— begin —

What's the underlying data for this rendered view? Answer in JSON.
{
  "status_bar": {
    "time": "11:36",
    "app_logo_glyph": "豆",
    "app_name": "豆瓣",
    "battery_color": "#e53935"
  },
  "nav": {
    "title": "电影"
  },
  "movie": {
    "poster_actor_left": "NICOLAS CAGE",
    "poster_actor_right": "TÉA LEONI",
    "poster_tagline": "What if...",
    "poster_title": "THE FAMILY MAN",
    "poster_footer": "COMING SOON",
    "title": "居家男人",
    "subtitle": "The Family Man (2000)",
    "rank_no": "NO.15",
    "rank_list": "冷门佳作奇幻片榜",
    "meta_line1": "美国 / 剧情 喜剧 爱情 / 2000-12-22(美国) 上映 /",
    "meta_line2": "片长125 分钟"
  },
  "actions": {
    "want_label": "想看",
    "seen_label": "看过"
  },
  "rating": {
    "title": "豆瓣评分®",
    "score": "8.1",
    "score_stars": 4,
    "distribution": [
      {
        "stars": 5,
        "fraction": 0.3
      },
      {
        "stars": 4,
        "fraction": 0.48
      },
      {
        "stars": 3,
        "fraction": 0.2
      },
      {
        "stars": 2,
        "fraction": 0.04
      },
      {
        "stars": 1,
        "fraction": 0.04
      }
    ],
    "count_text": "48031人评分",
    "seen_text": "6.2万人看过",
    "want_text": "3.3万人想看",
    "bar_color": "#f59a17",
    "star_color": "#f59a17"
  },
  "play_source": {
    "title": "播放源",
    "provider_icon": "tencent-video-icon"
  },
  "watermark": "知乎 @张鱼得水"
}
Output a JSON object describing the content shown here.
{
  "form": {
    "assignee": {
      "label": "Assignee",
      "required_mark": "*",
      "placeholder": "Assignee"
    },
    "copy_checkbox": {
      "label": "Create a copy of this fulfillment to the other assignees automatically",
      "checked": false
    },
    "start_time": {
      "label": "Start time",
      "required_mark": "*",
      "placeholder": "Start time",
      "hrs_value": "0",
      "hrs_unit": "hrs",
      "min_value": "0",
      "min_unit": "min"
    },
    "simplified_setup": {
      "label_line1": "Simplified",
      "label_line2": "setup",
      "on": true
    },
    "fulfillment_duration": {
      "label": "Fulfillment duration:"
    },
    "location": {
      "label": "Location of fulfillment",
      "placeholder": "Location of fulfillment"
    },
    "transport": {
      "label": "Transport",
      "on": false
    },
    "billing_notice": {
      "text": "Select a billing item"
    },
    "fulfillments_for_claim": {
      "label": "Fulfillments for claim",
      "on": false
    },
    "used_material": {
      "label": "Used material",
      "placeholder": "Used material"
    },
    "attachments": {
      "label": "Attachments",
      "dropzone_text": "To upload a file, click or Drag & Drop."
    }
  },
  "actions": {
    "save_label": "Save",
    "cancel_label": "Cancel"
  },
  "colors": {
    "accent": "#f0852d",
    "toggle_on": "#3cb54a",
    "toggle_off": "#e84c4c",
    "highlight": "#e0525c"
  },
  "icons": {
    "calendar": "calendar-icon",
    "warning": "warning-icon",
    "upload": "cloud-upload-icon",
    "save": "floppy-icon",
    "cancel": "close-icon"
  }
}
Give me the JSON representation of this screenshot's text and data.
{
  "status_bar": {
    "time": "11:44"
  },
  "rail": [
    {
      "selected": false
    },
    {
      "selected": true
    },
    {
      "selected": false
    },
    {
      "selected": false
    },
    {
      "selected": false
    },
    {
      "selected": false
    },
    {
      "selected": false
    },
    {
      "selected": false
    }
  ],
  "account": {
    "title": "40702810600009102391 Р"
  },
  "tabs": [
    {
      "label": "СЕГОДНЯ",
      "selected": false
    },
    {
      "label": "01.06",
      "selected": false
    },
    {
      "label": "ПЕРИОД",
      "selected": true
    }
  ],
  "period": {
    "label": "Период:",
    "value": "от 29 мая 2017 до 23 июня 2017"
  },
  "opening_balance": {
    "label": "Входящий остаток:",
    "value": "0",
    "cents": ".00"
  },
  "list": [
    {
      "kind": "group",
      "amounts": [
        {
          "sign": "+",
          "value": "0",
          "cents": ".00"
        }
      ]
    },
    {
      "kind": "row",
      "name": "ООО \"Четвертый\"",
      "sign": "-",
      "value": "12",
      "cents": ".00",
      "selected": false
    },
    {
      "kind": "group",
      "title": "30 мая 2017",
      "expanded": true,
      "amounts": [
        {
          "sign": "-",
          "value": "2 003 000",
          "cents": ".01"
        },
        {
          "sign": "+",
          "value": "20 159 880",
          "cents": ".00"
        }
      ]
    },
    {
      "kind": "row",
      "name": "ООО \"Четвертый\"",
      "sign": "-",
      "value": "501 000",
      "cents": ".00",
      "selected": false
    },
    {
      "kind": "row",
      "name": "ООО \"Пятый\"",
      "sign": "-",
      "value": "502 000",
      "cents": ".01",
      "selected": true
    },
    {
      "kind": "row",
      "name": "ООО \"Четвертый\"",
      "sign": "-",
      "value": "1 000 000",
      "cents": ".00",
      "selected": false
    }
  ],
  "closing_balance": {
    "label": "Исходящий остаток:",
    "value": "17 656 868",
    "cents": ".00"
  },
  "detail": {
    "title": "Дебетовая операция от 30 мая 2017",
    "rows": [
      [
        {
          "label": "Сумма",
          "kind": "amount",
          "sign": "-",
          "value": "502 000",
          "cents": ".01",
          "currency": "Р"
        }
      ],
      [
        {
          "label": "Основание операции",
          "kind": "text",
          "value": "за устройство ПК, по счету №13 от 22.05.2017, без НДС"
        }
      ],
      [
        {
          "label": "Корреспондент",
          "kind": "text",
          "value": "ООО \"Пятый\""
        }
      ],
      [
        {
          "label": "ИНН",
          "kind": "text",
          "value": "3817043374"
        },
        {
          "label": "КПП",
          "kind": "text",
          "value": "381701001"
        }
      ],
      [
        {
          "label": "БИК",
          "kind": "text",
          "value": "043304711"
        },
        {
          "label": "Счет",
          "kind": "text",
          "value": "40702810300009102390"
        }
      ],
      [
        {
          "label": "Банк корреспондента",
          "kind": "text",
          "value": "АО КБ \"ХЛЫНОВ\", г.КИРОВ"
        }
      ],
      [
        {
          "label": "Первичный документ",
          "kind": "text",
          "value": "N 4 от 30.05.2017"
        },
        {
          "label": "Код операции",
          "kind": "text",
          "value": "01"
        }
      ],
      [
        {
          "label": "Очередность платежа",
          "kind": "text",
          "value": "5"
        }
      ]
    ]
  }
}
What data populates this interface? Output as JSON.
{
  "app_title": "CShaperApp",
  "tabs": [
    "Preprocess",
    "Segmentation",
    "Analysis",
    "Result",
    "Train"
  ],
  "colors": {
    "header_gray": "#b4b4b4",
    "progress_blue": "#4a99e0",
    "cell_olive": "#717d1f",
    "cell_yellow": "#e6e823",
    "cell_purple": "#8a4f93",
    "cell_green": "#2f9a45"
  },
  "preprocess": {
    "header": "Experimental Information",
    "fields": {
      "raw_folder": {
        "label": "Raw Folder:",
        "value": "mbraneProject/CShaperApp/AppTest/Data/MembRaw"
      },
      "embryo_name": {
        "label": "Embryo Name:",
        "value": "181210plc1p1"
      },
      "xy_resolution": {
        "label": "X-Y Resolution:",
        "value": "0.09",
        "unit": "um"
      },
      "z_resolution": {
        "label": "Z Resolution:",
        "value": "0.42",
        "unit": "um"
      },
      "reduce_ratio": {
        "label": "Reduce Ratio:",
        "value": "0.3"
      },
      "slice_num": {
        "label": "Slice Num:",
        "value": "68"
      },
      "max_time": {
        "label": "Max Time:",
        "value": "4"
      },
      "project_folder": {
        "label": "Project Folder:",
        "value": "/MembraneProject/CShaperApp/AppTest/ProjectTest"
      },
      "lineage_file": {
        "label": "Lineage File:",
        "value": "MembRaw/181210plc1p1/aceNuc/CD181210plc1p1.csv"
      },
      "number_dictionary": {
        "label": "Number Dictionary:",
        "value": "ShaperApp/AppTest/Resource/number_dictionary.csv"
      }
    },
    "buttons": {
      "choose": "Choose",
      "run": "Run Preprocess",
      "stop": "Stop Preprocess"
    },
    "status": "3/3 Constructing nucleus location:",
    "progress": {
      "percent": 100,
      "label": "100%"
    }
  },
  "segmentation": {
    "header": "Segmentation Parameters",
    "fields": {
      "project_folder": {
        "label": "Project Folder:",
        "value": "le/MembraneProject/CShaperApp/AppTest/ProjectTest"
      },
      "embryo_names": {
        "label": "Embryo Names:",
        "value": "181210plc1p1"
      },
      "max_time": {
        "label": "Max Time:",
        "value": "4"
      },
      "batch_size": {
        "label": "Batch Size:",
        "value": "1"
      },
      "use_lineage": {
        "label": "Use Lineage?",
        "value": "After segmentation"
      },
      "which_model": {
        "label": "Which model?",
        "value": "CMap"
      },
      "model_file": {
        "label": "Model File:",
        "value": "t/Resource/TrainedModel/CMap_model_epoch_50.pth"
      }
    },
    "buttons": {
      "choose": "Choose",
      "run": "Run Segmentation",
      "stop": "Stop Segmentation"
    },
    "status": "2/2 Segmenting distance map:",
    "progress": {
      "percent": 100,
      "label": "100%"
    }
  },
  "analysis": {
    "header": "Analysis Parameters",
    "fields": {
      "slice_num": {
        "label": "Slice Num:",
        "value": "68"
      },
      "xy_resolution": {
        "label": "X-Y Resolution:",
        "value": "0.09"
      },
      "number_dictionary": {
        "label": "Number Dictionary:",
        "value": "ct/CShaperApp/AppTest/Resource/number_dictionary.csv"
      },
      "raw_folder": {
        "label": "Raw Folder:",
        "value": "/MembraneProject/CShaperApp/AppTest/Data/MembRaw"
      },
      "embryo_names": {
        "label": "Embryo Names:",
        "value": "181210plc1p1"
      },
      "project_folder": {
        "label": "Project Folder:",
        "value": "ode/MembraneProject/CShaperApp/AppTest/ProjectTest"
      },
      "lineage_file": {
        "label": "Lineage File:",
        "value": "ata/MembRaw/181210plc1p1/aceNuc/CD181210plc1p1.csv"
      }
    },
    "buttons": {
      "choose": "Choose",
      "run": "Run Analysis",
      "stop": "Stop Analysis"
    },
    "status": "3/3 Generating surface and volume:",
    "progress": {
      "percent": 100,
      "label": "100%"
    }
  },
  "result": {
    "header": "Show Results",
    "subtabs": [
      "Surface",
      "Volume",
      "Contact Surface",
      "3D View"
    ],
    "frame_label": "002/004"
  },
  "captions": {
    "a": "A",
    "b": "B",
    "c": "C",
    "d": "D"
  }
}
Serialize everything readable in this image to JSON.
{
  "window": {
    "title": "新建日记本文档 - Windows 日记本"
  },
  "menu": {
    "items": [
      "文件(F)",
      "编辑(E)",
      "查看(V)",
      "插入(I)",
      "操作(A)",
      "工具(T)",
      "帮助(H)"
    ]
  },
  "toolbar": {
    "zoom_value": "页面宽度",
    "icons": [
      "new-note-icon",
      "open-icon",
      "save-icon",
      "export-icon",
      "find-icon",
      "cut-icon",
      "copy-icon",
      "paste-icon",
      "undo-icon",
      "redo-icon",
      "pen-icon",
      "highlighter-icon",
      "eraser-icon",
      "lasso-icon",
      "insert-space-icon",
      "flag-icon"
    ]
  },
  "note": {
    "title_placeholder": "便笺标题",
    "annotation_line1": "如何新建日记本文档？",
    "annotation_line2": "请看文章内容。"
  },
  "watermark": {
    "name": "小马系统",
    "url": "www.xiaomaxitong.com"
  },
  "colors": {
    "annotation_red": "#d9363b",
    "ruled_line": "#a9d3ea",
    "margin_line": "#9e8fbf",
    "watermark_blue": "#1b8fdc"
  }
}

— end —

# [Given task]
From the data above, copy each line that holds "upload".

# [Written answer]
      "dropzone_text": "To upload a file, click or Drag & Drop."
    "upload": "cloud-upload-icon",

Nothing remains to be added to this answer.